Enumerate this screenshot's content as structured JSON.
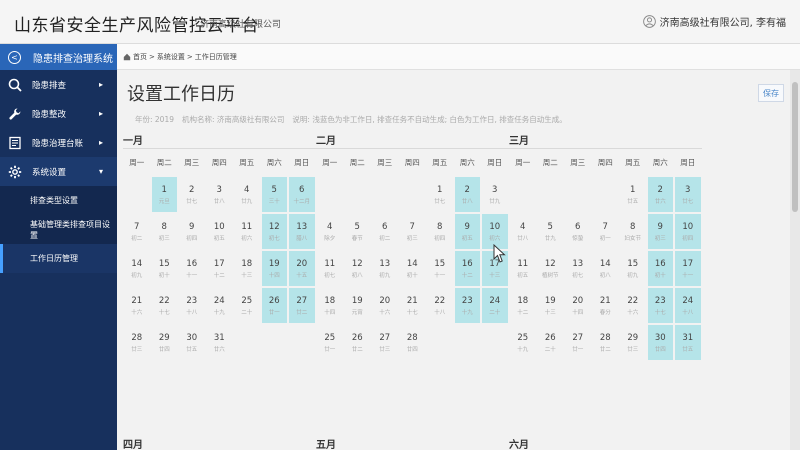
{
  "header": {
    "title": "山东省安全生产风险管控云平台",
    "org": "济南高级社有限公司",
    "user": "济南高级社有限公司, 李有福"
  },
  "sidebar": {
    "system_title": "隐患排查治理系统",
    "items": [
      {
        "label": "隐患排查",
        "icon": "search-icon",
        "arrow": "▸"
      },
      {
        "label": "隐患整改",
        "icon": "wrench-icon",
        "arrow": "▸"
      },
      {
        "label": "隐患治理台账",
        "icon": "ledger-icon",
        "arrow": "▸"
      },
      {
        "label": "系统设置",
        "icon": "gear-icon",
        "arrow": "▾"
      }
    ],
    "sub_items": [
      {
        "label": "排查类型设置"
      },
      {
        "label": "基础管理类排查项目设置"
      },
      {
        "label": "工作日历管理"
      }
    ]
  },
  "breadcrumb": {
    "home": "首页",
    "sep": ">",
    "level1": "系统设置",
    "level2": "工作日历管理"
  },
  "page": {
    "title": "设置工作日历",
    "save": "保存",
    "year": "年份: 2019",
    "org": "机构名称: 济南高级社有限公司",
    "note": "说明: 浅蓝色为非工作日, 排查任务不自动生成; 白色为工作日, 排查任务自动生成。"
  },
  "weekdays": [
    "周一",
    "周二",
    "周三",
    "周四",
    "周五",
    "周六",
    "周日"
  ],
  "months": [
    {
      "name": "一月",
      "offset": 1,
      "days": 31,
      "rest": [
        1,
        5,
        6,
        12,
        13,
        19,
        20,
        26,
        27
      ],
      "subs": {
        "1": "元旦",
        "2": "廿七",
        "3": "廿八",
        "4": "廿九",
        "5": "三十",
        "6": "十二月",
        "7": "初二",
        "8": "初三",
        "9": "初四",
        "10": "初五",
        "11": "初六",
        "12": "初七",
        "13": "腊八",
        "14": "初九",
        "15": "初十",
        "16": "十一",
        "17": "十二",
        "18": "十三",
        "19": "十四",
        "20": "十五",
        "21": "十六",
        "22": "十七",
        "23": "十八",
        "24": "十九",
        "25": "二十",
        "26": "廿一",
        "27": "廿二",
        "28": "廿三",
        "29": "廿四",
        "30": "廿五",
        "31": "廿六"
      }
    },
    {
      "name": "二月",
      "offset": 4,
      "days": 28,
      "rest": [
        2,
        9,
        10,
        16,
        17,
        23,
        24
      ],
      "subs": {
        "1": "廿七",
        "2": "廿八",
        "3": "廿九",
        "4": "除夕",
        "5": "春节",
        "6": "初二",
        "7": "初三",
        "8": "初四",
        "9": "初五",
        "10": "初六",
        "11": "初七",
        "12": "初八",
        "13": "初九",
        "14": "初十",
        "15": "十一",
        "16": "十二",
        "17": "十三",
        "18": "十四",
        "19": "元宵",
        "20": "十六",
        "21": "十七",
        "22": "十八",
        "23": "十九",
        "24": "二十",
        "25": "廿一",
        "26": "廿二",
        "27": "廿三",
        "28": "廿四"
      }
    },
    {
      "name": "三月",
      "offset": 4,
      "days": 31,
      "rest": [
        2,
        3,
        9,
        10,
        16,
        17,
        23,
        24,
        30,
        31
      ],
      "subs": {
        "1": "廿五",
        "2": "廿六",
        "3": "廿七",
        "4": "廿八",
        "5": "廿九",
        "6": "惊蛰",
        "7": "初一",
        "8": "妇女节",
        "9": "初三",
        "10": "初四",
        "11": "初五",
        "12": "植树节",
        "13": "初七",
        "14": "初八",
        "15": "初九",
        "16": "初十",
        "17": "十一",
        "18": "十二",
        "19": "十三",
        "20": "十四",
        "21": "春分",
        "22": "十六",
        "23": "十七",
        "24": "十八",
        "25": "十九",
        "26": "二十",
        "27": "廿一",
        "28": "廿二",
        "29": "廿三",
        "30": "廿四",
        "31": "廿五"
      }
    },
    {
      "name": "四月"
    },
    {
      "name": "五月"
    },
    {
      "name": "六月"
    }
  ],
  "colors": {
    "rest": "#b5e4e9",
    "sidebar": "#17305d",
    "system_title": "#2a66b8"
  }
}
______
> [What is being asked] Your copy of the data should match it exactly, except that pictures are left out.

> [Worked solution]
Enumerate this screenshot's content as structured JSON.
{
  "header": {
    "title": "山东省安全生产风险管控云平台",
    "org": "济南高级社有限公司",
    "user": "济南高级社有限公司, 李有福"
  },
  "sidebar": {
    "system_title": "隐患排查治理系统",
    "items": [
      {
        "label": "隐患排查",
        "icon": "search-icon",
        "arrow": "▸"
      },
      {
        "label": "隐患整改",
        "icon": "wrench-icon",
        "arrow": "▸"
      },
      {
        "label": "隐患治理台账",
        "icon": "ledger-icon",
        "arrow": "▸"
      },
      {
        "label": "系统设置",
        "icon": "gear-icon",
        "arrow": "▾"
      }
    ],
    "sub_items": [
      {
        "label": "排查类型设置"
      },
      {
        "label": "基础管理类排查项目设置"
      },
      {
        "label": "工作日历管理"
      }
    ]
  },
  "breadcrumb": {
    "home": "首页",
    "sep": ">",
    "level1": "系统设置",
    "level2": "工作日历管理"
  },
  "page": {
    "title": "设置工作日历",
    "save": "保存",
    "year": "年份: 2019",
    "org": "机构名称: 济南高级社有限公司",
    "note": "说明: 浅蓝色为非工作日, 排查任务不自动生成; 白色为工作日, 排查任务自动生成。"
  },
  "weekdays": [
    "周一",
    "周二",
    "周三",
    "周四",
    "周五",
    "周六",
    "周日"
  ],
  "months": [
    {
      "name": "一月",
      "offset": 1,
      "days": 31,
      "rest": [
        1,
        5,
        6,
        12,
        13,
        19,
        20,
        26,
        27
      ],
      "subs": {
        "1": "元旦",
        "2": "廿七",
        "3": "廿八",
        "4": "廿九",
        "5": "三十",
        "6": "十二月",
        "7": "初二",
        "8": "初三",
        "9": "初四",
        "10": "初五",
        "11": "初六",
        "12": "初七",
        "13": "腊八",
        "14": "初九",
        "15": "初十",
        "16": "十一",
        "17": "十二",
        "18": "十三",
        "19": "十四",
        "20": "十五",
        "21": "十六",
        "22": "十七",
        "23": "十八",
        "24": "十九",
        "25": "二十",
        "26": "廿一",
        "27": "廿二",
        "28": "廿三",
        "29": "廿四",
        "30": "廿五",
        "31": "廿六"
      }
    },
    {
      "name": "二月",
      "offset": 4,
      "days": 28,
      "rest": [
        2,
        9,
        10,
        16,
        17,
        23,
        24
      ],
      "subs": {
        "1": "廿七",
        "2": "廿八",
        "3": "廿九",
        "4": "除夕",
        "5": "春节",
        "6": "初二",
        "7": "初三",
        "8": "初四",
        "9": "初五",
        "10": "初六",
        "11": "初七",
        "12": "初八",
        "13": "初九",
        "14": "初十",
        "15": "十一",
        "16": "十二",
        "17": "十三",
        "18": "十四",
        "19": "元宵",
        "20": "十六",
        "21": "十七",
        "22": "十八",
        "23": "十九",
        "24": "二十",
        "25": "廿一",
        "26": "廿二",
        "27": "廿三",
        "28": "廿四"
      }
    },
    {
      "name": "三月",
      "offset": 4,
      "days": 31,
      "rest": [
        2,
        3,
        9,
        10,
        16,
        17,
        23,
        24,
        30,
        31
      ],
      "subs": {
        "1": "廿五",
        "2": "廿六",
        "3": "廿七",
        "4": "廿八",
        "5": "廿九",
        "6": "惊蛰",
        "7": "初一",
        "8": "妇女节",
        "9": "初三",
        "10": "初四",
        "11": "初五",
        "12": "植树节",
        "13": "初七",
        "14": "初八",
        "15": "初九",
        "16": "初十",
        "17": "十一",
        "18": "十二",
        "19": "十三",
        "20": "十四",
        "21": "春分",
        "22": "十六",
        "23": "十七",
        "24": "十八",
        "25": "十九",
        "26": "二十",
        "27": "廿一",
        "28": "廿二",
        "29": "廿三",
        "30": "廿四",
        "31": "廿五"
      }
    },
    {
      "name": "四月"
    },
    {
      "name": "五月"
    },
    {
      "name": "六月"
    }
  ],
  "colors": {
    "rest": "#b5e4e9",
    "sidebar": "#17305d",
    "system_title": "#2a66b8"
  }
}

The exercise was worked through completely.